◆ Stated problem
Locate each line in the records containing "this". Copy it.

Items from a data source:
########

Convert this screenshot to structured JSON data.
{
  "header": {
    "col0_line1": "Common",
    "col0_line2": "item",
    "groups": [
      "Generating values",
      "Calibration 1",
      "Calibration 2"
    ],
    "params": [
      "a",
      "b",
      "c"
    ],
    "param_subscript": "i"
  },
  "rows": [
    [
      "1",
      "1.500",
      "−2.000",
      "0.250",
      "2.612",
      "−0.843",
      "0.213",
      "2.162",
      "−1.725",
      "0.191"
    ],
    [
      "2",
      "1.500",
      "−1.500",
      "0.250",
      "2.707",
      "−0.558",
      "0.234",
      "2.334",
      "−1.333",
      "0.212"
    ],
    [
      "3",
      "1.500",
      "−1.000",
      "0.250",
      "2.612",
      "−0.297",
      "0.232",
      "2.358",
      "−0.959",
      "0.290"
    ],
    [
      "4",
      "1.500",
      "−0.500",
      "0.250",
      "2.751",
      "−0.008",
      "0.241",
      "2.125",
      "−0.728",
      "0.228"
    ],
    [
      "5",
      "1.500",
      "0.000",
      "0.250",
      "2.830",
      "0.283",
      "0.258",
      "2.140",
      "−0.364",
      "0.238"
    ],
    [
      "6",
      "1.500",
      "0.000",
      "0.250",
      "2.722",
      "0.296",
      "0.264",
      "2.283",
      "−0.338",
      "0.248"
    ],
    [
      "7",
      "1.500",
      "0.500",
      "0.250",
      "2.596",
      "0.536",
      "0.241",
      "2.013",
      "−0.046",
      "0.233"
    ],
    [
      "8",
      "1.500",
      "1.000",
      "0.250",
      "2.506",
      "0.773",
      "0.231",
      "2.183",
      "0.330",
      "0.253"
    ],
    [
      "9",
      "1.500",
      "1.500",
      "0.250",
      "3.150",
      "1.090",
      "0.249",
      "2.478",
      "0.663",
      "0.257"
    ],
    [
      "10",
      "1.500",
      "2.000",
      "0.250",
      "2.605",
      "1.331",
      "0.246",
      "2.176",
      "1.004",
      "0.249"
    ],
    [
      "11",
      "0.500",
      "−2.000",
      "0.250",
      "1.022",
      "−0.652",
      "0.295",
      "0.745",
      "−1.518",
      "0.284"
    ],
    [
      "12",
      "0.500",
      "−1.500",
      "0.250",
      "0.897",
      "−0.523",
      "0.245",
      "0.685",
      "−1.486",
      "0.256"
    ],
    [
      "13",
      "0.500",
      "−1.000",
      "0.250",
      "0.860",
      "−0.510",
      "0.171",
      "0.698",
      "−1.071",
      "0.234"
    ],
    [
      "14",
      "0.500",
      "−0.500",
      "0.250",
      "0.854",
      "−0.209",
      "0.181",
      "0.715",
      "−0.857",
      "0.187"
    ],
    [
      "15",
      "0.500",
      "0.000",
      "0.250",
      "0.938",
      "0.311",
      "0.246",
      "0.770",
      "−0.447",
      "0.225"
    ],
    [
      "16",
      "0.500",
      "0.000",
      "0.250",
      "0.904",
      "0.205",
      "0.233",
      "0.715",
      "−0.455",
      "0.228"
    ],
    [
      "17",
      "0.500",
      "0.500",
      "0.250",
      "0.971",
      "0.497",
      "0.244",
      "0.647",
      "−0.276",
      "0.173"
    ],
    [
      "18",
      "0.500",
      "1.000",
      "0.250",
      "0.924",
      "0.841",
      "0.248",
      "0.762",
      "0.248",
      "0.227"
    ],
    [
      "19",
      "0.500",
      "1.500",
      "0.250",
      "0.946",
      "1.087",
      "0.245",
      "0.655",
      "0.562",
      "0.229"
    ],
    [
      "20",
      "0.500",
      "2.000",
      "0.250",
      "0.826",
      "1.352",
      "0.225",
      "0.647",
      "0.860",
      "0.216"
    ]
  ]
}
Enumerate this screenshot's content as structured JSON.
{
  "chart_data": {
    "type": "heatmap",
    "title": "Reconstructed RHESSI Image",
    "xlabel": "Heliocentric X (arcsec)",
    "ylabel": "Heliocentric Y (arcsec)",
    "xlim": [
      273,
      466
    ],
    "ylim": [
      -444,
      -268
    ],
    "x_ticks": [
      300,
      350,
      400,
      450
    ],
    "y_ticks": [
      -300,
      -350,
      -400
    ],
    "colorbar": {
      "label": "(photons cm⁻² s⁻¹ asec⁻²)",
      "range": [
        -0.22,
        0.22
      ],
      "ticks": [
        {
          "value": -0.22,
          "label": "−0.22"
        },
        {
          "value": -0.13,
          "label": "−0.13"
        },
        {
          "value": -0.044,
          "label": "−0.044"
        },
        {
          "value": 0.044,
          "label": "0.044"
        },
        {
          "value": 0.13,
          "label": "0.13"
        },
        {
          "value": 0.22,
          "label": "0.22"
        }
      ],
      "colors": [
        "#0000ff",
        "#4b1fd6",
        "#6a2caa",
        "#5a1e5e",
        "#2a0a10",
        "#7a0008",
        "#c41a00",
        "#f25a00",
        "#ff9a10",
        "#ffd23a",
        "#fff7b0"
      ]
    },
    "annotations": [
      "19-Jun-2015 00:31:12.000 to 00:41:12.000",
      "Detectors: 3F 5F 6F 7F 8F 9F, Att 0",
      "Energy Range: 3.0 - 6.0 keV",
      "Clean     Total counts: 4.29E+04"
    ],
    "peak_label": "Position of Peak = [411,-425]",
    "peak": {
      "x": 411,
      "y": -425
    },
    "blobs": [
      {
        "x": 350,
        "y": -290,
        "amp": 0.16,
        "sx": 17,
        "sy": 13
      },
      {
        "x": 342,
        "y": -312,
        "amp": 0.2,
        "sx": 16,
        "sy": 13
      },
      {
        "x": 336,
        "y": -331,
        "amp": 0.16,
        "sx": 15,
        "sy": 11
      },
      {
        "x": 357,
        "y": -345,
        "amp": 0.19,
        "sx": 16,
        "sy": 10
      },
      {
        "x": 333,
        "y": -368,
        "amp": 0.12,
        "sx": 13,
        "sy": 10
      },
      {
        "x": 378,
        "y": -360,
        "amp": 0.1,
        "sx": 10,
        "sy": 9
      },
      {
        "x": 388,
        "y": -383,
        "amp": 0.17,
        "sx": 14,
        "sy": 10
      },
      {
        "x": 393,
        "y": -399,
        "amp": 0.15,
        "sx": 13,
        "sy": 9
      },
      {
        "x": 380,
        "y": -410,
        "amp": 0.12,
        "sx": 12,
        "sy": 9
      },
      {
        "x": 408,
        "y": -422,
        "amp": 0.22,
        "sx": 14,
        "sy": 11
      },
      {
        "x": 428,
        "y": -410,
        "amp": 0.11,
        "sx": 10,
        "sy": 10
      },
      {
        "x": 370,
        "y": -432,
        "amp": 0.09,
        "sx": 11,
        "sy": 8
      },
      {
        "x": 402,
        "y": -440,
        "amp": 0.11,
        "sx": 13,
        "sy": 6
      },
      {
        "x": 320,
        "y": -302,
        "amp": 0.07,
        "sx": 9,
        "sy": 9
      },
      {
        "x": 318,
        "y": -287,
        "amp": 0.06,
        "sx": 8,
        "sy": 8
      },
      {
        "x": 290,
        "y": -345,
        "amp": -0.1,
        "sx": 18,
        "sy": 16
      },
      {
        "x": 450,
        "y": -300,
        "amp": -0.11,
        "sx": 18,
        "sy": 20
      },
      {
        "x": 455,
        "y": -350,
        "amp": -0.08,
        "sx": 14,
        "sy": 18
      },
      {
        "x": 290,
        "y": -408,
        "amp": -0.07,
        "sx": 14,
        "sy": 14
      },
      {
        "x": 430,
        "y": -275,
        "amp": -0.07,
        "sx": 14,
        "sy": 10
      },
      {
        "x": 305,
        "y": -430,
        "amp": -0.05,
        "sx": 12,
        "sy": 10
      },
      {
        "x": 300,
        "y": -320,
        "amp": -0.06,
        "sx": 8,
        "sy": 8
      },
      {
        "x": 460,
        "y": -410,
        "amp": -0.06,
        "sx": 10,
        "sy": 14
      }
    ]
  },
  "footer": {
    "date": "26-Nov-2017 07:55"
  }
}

########

◆ Problem solution
Convert this screenshot to structured JSON data.
Enumerate this screenshot's content as structured JSON.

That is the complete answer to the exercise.